**Request**
Copy each line of the records below word for word, leaving every character and number unchanged.
BEGIN Source records
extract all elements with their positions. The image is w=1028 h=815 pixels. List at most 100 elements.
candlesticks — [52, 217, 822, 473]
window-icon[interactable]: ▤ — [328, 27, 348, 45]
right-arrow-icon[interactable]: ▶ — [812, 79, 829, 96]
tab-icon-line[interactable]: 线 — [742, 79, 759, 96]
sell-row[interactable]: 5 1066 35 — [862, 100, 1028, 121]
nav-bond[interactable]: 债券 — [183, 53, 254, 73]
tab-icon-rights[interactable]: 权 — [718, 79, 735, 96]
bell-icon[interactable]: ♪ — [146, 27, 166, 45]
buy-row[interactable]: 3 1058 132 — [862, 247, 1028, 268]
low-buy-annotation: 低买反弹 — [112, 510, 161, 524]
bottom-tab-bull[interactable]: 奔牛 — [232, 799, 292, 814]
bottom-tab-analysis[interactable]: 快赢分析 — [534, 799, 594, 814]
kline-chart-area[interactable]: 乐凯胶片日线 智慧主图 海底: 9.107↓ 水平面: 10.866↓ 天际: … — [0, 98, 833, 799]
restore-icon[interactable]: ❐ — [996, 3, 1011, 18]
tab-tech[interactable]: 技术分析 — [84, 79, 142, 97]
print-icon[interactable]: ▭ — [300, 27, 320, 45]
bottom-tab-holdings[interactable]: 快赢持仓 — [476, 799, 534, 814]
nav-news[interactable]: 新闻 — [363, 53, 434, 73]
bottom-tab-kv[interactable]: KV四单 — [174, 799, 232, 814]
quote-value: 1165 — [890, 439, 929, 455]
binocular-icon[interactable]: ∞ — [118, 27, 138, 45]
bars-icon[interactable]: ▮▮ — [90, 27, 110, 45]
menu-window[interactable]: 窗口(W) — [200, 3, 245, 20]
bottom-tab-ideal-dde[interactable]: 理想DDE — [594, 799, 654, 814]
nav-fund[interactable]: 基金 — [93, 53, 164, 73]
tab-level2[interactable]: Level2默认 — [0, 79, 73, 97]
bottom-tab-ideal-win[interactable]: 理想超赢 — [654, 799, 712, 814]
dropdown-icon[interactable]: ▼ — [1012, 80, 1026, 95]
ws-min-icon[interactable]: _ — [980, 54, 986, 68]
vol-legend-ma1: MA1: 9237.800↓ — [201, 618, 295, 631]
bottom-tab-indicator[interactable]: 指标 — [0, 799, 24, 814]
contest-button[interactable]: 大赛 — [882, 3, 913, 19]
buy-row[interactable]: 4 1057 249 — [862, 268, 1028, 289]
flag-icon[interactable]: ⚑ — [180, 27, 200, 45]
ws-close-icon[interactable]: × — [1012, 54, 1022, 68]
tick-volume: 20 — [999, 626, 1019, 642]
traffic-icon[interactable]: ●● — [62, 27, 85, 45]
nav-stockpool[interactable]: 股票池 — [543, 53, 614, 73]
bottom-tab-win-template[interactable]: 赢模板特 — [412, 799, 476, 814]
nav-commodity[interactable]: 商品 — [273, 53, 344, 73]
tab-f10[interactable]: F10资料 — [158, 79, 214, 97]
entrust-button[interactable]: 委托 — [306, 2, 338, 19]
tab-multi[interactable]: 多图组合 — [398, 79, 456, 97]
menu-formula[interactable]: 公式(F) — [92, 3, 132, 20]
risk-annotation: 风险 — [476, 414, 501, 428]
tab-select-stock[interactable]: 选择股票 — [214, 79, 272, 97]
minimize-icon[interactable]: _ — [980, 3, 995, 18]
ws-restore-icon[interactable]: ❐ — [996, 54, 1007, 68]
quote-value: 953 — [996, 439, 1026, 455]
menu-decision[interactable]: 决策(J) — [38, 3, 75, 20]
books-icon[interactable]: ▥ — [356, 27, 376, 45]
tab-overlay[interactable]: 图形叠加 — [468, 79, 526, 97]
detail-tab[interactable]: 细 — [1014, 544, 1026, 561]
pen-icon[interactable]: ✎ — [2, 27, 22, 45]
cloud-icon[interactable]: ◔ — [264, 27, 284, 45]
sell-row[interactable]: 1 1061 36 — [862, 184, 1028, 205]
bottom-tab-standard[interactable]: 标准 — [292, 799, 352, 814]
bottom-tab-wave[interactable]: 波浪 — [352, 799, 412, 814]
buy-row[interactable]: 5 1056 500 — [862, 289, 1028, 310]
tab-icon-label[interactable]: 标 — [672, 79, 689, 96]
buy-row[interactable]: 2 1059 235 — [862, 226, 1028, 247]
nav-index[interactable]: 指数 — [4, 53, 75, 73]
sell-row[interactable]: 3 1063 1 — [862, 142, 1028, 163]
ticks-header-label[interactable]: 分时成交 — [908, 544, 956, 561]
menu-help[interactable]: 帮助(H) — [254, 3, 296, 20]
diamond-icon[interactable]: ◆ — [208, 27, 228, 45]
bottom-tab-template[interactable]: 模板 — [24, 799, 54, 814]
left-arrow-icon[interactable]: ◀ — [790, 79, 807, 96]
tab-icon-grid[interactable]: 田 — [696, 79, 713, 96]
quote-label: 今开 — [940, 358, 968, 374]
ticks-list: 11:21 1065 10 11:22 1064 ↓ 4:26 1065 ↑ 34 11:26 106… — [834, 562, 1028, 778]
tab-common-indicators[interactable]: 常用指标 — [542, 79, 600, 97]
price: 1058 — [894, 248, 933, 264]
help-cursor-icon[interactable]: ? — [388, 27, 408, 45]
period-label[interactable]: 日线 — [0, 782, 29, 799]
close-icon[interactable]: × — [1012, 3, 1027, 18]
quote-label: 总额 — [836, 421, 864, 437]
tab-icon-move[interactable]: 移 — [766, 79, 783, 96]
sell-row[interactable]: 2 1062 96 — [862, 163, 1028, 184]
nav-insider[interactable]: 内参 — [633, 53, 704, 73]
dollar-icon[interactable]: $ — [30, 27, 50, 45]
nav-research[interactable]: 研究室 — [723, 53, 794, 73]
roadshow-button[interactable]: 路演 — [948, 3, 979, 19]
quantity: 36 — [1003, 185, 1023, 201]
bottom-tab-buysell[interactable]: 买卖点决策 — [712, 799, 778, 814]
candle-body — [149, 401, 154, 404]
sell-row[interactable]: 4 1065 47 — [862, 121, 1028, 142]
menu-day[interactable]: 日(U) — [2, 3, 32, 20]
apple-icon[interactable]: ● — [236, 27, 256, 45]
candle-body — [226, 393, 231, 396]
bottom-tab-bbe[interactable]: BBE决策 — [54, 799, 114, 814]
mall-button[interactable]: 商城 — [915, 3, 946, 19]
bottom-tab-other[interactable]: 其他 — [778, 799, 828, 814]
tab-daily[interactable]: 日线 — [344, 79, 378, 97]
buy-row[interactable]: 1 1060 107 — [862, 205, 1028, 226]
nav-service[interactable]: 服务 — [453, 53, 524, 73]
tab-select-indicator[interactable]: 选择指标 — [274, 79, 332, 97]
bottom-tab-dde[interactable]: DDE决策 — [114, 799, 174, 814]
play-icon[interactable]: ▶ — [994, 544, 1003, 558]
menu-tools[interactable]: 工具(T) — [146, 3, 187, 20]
END Source records
**Finished answer**
extract all elements with their positions. The image is w=1028 h=815 pixels. List at most 100 elements.
candlesticks — [52, 217, 822, 473]
window-icon[interactable]: ▤ — [328, 27, 348, 45]
right-arrow-icon[interactable]: ▶ — [812, 79, 829, 96]
tab-icon-line[interactable]: 线 — [742, 79, 759, 96]
sell-row[interactable]: 5 1066 35 — [862, 100, 1028, 121]
nav-bond[interactable]: 债券 — [183, 53, 254, 73]
tab-icon-rights[interactable]: 权 — [718, 79, 735, 96]
bell-icon[interactable]: ♪ — [146, 27, 166, 45]
buy-row[interactable]: 3 1058 132 — [862, 247, 1028, 268]
low-buy-annotation: 低买反弹 — [112, 510, 161, 524]
bottom-tab-bull[interactable]: 奔牛 — [232, 799, 292, 814]
bottom-tab-analysis[interactable]: 快赢分析 — [534, 799, 594, 814]
kline-chart-area[interactable]: 乐凯胶片日线 智慧主图 海底: 9.107↓ 水平面: 10.866↓ 天际: … — [0, 98, 833, 799]
restore-icon[interactable]: ❐ — [996, 3, 1011, 18]
tab-tech[interactable]: 技术分析 — [84, 79, 142, 97]
print-icon[interactable]: ▭ — [300, 27, 320, 45]
bottom-tab-holdings[interactable]: 快赢持仓 — [476, 799, 534, 814]
nav-news[interactable]: 新闻 — [363, 53, 434, 73]
bottom-tab-kv[interactable]: KV四单 — [174, 799, 232, 814]
quote-value: 1165 — [890, 439, 929, 455]
binocular-icon[interactable]: ∞ — [118, 27, 138, 45]
bars-icon[interactable]: ▮▮ — [90, 27, 110, 45]
menu-window[interactable]: 窗口(W) — [200, 3, 245, 20]
bottom-tab-ideal-dde[interactable]: 理想DDE — [594, 799, 654, 814]
nav-fund[interactable]: 基金 — [93, 53, 164, 73]
tab-level2[interactable]: Level2默认 — [0, 79, 73, 97]
bottom-tab-ideal-win[interactable]: 理想超赢 — [654, 799, 712, 814]
dropdown-icon[interactable]: ▼ — [1012, 80, 1026, 95]
ws-min-icon[interactable]: _ — [980, 54, 986, 68]
vol-legend-ma1: MA1: 9237.800↓ — [201, 618, 295, 631]
bottom-tab-indicator[interactable]: 指标 — [0, 799, 24, 814]
contest-button[interactable]: 大赛 — [882, 3, 913, 19]
buy-row[interactable]: 4 1057 249 — [862, 268, 1028, 289]
flag-icon[interactable]: ⚑ — [180, 27, 200, 45]
ws-close-icon[interactable]: × — [1012, 54, 1022, 68]
tick-volume: 20 — [999, 626, 1019, 642]
traffic-icon[interactable]: ●● — [62, 27, 85, 45]
nav-stockpool[interactable]: 股票池 — [543, 53, 614, 73]
bottom-tab-win-template[interactable]: 赢模板特 — [412, 799, 476, 814]
nav-commodity[interactable]: 商品 — [273, 53, 344, 73]
tab-f10[interactable]: F10资料 — [158, 79, 214, 97]
entrust-button[interactable]: 委托 — [306, 2, 338, 19]
tab-multi[interactable]: 多图组合 — [398, 79, 456, 97]
menu-formula[interactable]: 公式(F) — [92, 3, 132, 20]
risk-annotation: 风险 — [476, 414, 501, 428]
tab-select-stock[interactable]: 选择股票 — [214, 79, 272, 97]
minimize-icon[interactable]: _ — [980, 3, 995, 18]
ws-restore-icon[interactable]: ❐ — [996, 54, 1007, 68]
quote-value: 953 — [996, 439, 1026, 455]
menu-decision[interactable]: 决策(J) — [38, 3, 75, 20]
books-icon[interactable]: ▥ — [356, 27, 376, 45]
tab-overlay[interactable]: 图形叠加 — [468, 79, 526, 97]
detail-tab[interactable]: 细 — [1014, 544, 1026, 561]
pen-icon[interactable]: ✎ — [2, 27, 22, 45]
cloud-icon[interactable]: ◔ — [264, 27, 284, 45]
sell-row[interactable]: 1 1061 36 — [862, 184, 1028, 205]
bottom-tab-standard[interactable]: 标准 — [292, 799, 352, 814]
bottom-tab-wave[interactable]: 波浪 — [352, 799, 412, 814]
buy-row[interactable]: 5 1056 500 — [862, 289, 1028, 310]
tab-icon-label[interactable]: 标 — [672, 79, 689, 96]
buy-row[interactable]: 2 1059 235 — [862, 226, 1028, 247]
nav-index[interactable]: 指数 — [4, 53, 75, 73]
sell-row[interactable]: 3 1063 1 — [862, 142, 1028, 163]
ticks-header-label[interactable]: 分时成交 — [908, 544, 956, 561]
menu-help[interactable]: 帮助(H) — [254, 3, 296, 20]
diamond-icon[interactable]: ◆ — [208, 27, 228, 45]
bottom-tab-template[interactable]: 模板 — [24, 799, 54, 814]
left-arrow-icon[interactable]: ◀ — [790, 79, 807, 96]
tab-icon-grid[interactable]: 田 — [696, 79, 713, 96]
quote-label: 今开 — [940, 358, 968, 374]
ticks-list: 11:21 1065 10 11:22 1064 ↓ 4:26 1065 ↑ 34 11:26 106… — [834, 562, 1028, 778]
tab-common-indicators[interactable]: 常用指标 — [542, 79, 600, 97]
price: 1058 — [894, 248, 933, 264]
help-cursor-icon[interactable]: ? — [388, 27, 408, 45]
period-label[interactable]: 日线 — [0, 782, 29, 799]
close-icon[interactable]: × — [1012, 3, 1027, 18]
quote-label: 总额 — [836, 421, 864, 437]
tab-icon-move[interactable]: 移 — [766, 79, 783, 96]
sell-row[interactable]: 2 1062 96 — [862, 163, 1028, 184]
nav-insider[interactable]: 内参 — [633, 53, 704, 73]
dollar-icon[interactable]: $ — [30, 27, 50, 45]
nav-research[interactable]: 研究室 — [723, 53, 794, 73]
roadshow-button[interactable]: 路演 — [948, 3, 979, 19]
quantity: 36 — [1003, 185, 1023, 201]
bottom-tab-buysell[interactable]: 买卖点决策 — [712, 799, 778, 814]
candle-body — [149, 401, 154, 404]
sell-row[interactable]: 4 1065 47 — [862, 121, 1028, 142]
menu-day[interactable]: 日(U) — [2, 3, 32, 20]
apple-icon[interactable]: ● — [236, 27, 256, 45]
candle-body — [226, 393, 231, 396]
bottom-tab-bbe[interactable]: BBE决策 — [54, 799, 114, 814]
mall-button[interactable]: 商城 — [915, 3, 946, 19]
bottom-tab-other[interactable]: 其他 — [778, 799, 828, 814]
tab-daily[interactable]: 日线 — [344, 79, 378, 97]
buy-row[interactable]: 1 1060 107 — [862, 205, 1028, 226]
nav-service[interactable]: 服务 — [453, 53, 524, 73]
tab-select-indicator[interactable]: 选择指标 — [274, 79, 332, 97]
bottom-tab-dde[interactable]: DDE决策 — [114, 799, 174, 814]
play-icon[interactable]: ▶ — [994, 544, 1003, 558]
menu-tools[interactable]: 工具(T) — [146, 3, 187, 20]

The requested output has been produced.